[The records Boundary: Start]

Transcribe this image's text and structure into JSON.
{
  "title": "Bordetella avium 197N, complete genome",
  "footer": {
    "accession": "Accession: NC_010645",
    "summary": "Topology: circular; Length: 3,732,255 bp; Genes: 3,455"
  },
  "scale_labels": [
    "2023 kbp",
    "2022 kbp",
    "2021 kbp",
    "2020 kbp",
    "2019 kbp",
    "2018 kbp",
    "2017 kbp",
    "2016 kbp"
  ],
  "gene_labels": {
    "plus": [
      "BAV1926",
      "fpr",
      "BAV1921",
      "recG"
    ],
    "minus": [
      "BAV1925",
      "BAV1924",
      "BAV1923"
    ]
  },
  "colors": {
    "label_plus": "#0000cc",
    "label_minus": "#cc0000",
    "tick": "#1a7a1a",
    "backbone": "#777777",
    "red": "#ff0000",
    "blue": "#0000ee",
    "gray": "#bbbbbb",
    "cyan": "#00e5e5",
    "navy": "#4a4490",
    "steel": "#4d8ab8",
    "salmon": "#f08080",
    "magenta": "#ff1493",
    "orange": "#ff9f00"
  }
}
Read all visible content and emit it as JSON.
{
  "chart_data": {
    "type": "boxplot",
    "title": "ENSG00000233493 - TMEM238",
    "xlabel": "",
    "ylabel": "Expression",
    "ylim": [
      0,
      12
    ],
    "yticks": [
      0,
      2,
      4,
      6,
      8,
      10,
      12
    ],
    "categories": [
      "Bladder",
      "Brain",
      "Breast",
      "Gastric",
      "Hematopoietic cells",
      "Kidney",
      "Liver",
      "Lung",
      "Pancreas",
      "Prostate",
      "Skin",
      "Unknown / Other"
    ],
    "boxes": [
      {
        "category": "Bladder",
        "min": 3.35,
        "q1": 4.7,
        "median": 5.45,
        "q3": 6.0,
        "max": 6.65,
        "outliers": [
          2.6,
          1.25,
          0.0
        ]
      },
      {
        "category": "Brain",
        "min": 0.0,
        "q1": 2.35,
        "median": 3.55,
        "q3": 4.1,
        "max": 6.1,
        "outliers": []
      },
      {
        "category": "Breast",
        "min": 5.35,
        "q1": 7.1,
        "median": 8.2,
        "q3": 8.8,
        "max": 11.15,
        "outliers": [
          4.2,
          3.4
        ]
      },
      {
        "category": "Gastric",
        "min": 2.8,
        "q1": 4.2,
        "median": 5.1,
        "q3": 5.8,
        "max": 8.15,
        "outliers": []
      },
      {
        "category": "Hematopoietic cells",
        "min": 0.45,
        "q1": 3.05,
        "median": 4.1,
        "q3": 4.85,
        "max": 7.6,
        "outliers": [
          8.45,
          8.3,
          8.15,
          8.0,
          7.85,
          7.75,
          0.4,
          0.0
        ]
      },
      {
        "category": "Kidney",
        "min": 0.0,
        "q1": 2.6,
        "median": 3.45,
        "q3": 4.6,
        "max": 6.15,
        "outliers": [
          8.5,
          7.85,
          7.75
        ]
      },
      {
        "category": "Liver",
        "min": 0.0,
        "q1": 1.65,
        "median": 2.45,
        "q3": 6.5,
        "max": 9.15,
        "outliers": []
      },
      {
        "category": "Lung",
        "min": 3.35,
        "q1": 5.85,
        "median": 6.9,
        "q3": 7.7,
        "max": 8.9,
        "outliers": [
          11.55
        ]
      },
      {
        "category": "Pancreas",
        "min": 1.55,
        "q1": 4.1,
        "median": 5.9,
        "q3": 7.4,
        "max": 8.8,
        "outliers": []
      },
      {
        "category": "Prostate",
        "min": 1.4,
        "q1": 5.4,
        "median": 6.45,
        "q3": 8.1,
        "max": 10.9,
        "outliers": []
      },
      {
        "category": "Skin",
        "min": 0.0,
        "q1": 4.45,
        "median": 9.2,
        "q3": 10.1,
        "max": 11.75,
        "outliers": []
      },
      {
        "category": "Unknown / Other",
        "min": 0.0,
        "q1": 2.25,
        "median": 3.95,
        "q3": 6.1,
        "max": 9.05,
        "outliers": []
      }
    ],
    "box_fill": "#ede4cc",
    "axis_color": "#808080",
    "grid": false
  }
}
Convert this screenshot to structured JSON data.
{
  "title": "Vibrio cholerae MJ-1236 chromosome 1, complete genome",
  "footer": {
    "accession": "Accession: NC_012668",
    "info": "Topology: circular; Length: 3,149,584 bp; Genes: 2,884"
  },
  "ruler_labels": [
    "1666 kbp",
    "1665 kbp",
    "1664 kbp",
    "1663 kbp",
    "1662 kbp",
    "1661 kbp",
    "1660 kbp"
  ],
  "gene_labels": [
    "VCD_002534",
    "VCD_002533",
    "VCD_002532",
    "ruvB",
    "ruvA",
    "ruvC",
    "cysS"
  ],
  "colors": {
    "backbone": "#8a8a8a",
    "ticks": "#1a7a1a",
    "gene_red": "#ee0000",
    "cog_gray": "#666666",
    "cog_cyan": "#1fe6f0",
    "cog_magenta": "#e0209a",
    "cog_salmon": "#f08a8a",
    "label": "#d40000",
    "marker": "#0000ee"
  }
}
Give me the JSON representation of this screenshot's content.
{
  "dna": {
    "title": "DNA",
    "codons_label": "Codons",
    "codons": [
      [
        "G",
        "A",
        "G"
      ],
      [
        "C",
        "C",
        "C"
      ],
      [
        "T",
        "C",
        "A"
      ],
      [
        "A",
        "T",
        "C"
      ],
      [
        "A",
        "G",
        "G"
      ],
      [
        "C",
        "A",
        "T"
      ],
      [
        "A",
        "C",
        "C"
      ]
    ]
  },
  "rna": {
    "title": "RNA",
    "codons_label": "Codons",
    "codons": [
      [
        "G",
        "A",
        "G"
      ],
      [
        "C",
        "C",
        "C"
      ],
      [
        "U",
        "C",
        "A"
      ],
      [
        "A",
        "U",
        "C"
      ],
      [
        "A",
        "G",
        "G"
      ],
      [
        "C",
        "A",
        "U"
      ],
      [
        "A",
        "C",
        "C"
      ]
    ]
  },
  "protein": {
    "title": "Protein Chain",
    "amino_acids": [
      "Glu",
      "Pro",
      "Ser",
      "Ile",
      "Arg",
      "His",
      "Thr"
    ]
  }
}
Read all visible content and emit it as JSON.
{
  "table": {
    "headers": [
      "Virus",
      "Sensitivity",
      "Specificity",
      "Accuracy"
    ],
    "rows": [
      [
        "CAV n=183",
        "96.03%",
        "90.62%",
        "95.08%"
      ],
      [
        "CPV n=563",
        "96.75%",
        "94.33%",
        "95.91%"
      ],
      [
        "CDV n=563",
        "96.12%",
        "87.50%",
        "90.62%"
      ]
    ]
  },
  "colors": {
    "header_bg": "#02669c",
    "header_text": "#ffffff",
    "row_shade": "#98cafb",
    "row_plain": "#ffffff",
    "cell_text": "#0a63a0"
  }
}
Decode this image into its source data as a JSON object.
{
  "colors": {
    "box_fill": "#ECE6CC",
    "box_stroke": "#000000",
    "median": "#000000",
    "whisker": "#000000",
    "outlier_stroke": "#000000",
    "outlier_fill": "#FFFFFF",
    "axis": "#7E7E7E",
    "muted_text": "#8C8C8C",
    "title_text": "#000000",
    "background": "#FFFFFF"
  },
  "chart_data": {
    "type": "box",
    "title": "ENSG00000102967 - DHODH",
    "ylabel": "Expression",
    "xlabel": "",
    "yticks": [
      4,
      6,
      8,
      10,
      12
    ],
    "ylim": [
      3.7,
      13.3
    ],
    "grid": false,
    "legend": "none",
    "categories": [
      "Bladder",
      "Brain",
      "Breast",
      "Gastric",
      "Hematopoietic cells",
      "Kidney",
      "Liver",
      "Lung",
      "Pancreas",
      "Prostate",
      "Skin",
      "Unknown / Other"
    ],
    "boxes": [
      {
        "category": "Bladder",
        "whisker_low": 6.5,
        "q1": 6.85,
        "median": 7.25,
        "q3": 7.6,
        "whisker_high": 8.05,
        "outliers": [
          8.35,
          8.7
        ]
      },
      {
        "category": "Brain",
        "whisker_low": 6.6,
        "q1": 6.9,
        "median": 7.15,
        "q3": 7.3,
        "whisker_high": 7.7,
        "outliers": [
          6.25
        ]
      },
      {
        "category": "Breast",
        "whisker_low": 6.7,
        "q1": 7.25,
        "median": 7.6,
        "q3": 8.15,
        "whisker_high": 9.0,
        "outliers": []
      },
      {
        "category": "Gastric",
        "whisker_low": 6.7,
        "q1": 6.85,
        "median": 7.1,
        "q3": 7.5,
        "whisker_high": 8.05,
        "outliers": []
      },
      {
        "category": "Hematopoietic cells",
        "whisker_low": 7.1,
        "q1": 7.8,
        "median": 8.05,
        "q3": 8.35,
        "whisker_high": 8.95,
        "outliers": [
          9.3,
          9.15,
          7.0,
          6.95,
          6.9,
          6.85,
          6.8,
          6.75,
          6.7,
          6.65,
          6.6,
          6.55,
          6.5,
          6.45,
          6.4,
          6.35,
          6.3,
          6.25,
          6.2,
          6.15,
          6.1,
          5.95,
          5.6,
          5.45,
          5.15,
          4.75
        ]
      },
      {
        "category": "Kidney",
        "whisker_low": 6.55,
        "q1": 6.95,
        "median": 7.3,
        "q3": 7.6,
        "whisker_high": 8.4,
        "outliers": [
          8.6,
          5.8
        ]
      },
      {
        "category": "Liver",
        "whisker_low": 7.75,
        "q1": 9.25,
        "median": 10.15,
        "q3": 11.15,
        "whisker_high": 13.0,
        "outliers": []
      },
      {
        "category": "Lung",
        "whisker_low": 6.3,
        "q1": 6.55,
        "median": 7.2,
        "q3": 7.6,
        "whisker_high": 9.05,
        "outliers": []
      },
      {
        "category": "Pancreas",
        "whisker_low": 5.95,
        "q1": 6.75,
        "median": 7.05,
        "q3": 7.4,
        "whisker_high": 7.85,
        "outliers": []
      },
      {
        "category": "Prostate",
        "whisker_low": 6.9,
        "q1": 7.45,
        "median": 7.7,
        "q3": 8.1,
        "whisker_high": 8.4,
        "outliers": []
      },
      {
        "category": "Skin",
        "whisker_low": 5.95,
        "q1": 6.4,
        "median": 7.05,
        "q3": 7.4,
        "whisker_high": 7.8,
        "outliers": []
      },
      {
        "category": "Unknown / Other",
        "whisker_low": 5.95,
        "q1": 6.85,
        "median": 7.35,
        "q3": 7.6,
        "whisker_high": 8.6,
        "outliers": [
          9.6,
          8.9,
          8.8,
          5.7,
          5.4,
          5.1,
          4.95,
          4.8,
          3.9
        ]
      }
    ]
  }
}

[The records Boundary: End]

→ Aim of the exercise
Look for the word "into" throughout the material above and copy every line that has it.

→ Solution for this problem
Transcribe this image's text and structure into JSON.
Decode this image into its source data as a JSON object.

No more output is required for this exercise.